Written request: Return all of the data exactly as given.

Records for processing:
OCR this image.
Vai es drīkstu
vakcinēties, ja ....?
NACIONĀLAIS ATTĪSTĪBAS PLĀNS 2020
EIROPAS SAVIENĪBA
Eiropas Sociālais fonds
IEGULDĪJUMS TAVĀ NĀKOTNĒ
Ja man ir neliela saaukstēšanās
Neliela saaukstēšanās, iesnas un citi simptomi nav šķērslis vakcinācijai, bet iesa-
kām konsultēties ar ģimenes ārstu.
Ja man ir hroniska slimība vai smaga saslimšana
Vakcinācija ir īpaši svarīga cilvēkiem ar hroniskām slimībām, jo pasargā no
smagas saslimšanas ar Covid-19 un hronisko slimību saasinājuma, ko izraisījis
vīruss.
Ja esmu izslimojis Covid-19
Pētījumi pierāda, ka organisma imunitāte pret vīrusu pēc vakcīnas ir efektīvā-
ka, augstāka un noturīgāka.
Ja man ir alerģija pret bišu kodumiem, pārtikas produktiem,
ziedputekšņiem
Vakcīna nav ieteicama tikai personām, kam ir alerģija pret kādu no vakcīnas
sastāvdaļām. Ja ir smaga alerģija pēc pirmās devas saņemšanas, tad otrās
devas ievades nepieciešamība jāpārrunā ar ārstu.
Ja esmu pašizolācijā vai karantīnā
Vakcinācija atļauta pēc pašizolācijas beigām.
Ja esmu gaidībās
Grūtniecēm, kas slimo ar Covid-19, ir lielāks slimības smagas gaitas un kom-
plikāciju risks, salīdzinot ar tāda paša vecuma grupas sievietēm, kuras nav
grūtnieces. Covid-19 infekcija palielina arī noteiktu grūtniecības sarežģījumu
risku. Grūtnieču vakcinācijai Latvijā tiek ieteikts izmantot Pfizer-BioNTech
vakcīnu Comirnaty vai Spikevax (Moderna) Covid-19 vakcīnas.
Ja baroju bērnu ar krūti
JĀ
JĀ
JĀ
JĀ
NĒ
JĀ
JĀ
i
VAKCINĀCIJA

Task answer:
OCR this image.
Vai es drīkstu
vakcinēties, ja ....?
NACIONĀLAIS ATTĪSTĪBAS PLĀNS 2020
EIROPAS SAVIENĪBA
Eiropas Sociālais fonds
IEGULDĪJUMS TAVĀ NĀKOTNĒ
Ja man ir neliela saaukstēšanās
Neliela saaukstēšanās, iesnas un citi simptomi nav šķērslis vakcinācijai, bet iesa-
kām konsultēties ar ģimenes ārstu.
Ja man ir hroniska slimība vai smaga saslimšana
Vakcinācija ir īpaši svarīga cilvēkiem ar hroniskām slimībām, jo pasargā no
smagas saslimšanas ar Covid-19 un hronisko slimību saasinājuma, ko izraisījis
vīruss.
Ja esmu izslimojis Covid-19
Pētījumi pierāda, ka organisma imunitāte pret vīrusu pēc vakcīnas ir efektīvā-
ka, augstāka un noturīgāka.
Ja man ir alerģija pret bišu kodumiem, pārtikas produktiem,
ziedputekšņiem
Vakcīna nav ieteicama tikai personām, kam ir alerģija pret kādu no vakcīnas
sastāvdaļām. Ja ir smaga alerģija pēc pirmās devas saņemšanas, tad otrās
devas ievades nepieciešamība jāpārrunā ar ārstu.
Ja esmu pašizolācijā vai karantīnā
Vakcinācija atļauta pēc pašizolācijas beigām.
Ja esmu gaidībās
Grūtniecēm, kas slimo ar Covid-19, ir lielāks slimības smagas gaitas un kom-
plikāciju risks, salīdzinot ar tāda paša vecuma grupas sievietēm, kuras nav
grūtnieces. Covid-19 infekcija palielina arī noteiktu grūtniecības sarežģījumu
risku. Grūtnieču vakcinācijai Latvijā tiek ieteikts izmantot Pfizer-BioNTech
vakcīnu Comirnaty vai Spikevax (Moderna) Covid-19 vakcīnas.
Ja baroju bērnu ar krūti
JĀ
JĀ
JĀ
JĀ
NĒ
JĀ
JĀ
i
VAKCINĀCIJA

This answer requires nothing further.